**Work to do**
A. Do the following statements agree with the logistic regression notebook excerpt? (i) The model is fit on x_train_sc and y_train. (ii) The fitted model uses the 'liblinear' solver. (iii) The printed validation score is 0.7647058823529411. Answer yes or no for each and quote the deciding words of the excerpt.
B. Can you pick up the logistic regression notebook excerpt after its last line and continue it?

Use scikit-learn for logistic regression.

In [57]:
from sklearn.linear_model import LogisticRegression
model = LogisticRegression()
model.fit(x_train_sc, y_train)

LogisticRegression(C=1.0, class_weight=None, dual=False, fit_intercept=True,
                   intercept_scaling=1, l1_ratio=None, max_iter=100,
                   multi_class='auto', n_jobs=None, penalty='l2',
                   random_state=None, solver='lbfgs', tol=0.0001, verbose=0,
                   warm_start=False)

In [58]:
#check val acc of model
val = model.score(x_val_sc, y_val)
print(f'Validation score: {val}')

Validation score: 0.7647058823529411


In [59]:
#acc of val data subset
y_val_pred = model.predict(x_val_sc)
y_val_acc = accuracy_score(y_val, y_val_pred)
print(f'Accuracy score for validation data: {y_val_acc}')
#big improvement from our .59 score earlier!!

**Supplied entries**
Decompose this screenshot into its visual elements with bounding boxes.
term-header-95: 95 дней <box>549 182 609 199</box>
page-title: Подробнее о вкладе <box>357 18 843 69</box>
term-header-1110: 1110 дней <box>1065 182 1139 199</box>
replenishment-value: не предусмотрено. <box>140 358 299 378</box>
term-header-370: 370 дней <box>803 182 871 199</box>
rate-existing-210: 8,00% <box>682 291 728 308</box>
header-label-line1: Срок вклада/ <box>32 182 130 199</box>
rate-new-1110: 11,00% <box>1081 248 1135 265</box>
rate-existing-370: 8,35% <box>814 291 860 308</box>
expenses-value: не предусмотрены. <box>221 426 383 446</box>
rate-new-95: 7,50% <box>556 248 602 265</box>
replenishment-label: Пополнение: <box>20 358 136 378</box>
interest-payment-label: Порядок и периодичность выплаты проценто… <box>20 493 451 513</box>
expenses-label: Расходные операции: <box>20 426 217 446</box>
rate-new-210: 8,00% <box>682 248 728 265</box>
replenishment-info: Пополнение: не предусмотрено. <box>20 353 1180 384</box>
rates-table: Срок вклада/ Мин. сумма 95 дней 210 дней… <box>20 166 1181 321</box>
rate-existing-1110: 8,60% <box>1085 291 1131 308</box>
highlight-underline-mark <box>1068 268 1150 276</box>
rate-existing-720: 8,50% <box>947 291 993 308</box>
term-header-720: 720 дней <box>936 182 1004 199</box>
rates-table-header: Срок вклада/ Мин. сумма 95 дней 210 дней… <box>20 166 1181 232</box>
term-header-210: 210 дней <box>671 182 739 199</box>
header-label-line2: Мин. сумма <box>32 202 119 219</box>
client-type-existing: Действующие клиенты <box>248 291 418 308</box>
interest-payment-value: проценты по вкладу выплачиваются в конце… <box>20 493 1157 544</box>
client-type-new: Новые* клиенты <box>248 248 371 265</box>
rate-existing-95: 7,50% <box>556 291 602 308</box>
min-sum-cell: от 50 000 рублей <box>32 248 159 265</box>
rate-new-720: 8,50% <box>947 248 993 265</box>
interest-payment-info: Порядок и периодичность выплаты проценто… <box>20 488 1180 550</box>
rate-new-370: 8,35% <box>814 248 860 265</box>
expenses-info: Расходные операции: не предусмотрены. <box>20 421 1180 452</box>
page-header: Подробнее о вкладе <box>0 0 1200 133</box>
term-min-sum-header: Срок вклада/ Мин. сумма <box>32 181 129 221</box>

**Results of the exercise**
A.
(i) Yes: "model.fit(x_train_sc, y_train)"
(ii) No: "solver='lbfgs'"
(iii) Yes: "Validation score: 0.7647058823529411"

B.
Accuracy score for validation data: 0.7647058823529411


 Get your model's test accuracy. (One time, at the end.)

In [60]:
#test val accuracy overall
x_test = test[features]
y_test = test[target]

x_test_ce = encoder.transform(x_test)
x_test_im = imputer.transform(x_test_ce)
x_test_sc = scaler.transform(x_test_im)

y_pred = model.predict(x_test_sc)
x_test_val = model.score(x_test_sc, y_test)
print(f'Test Validation Accuracy {x_test_val}')

Test Validation Accuracy 0.7631578947368421


In [61]:
y_test_acc = accuracy_score(y_test, y_pred)
print(f'Accuracy Score for Testing Data: {y_test_acc}')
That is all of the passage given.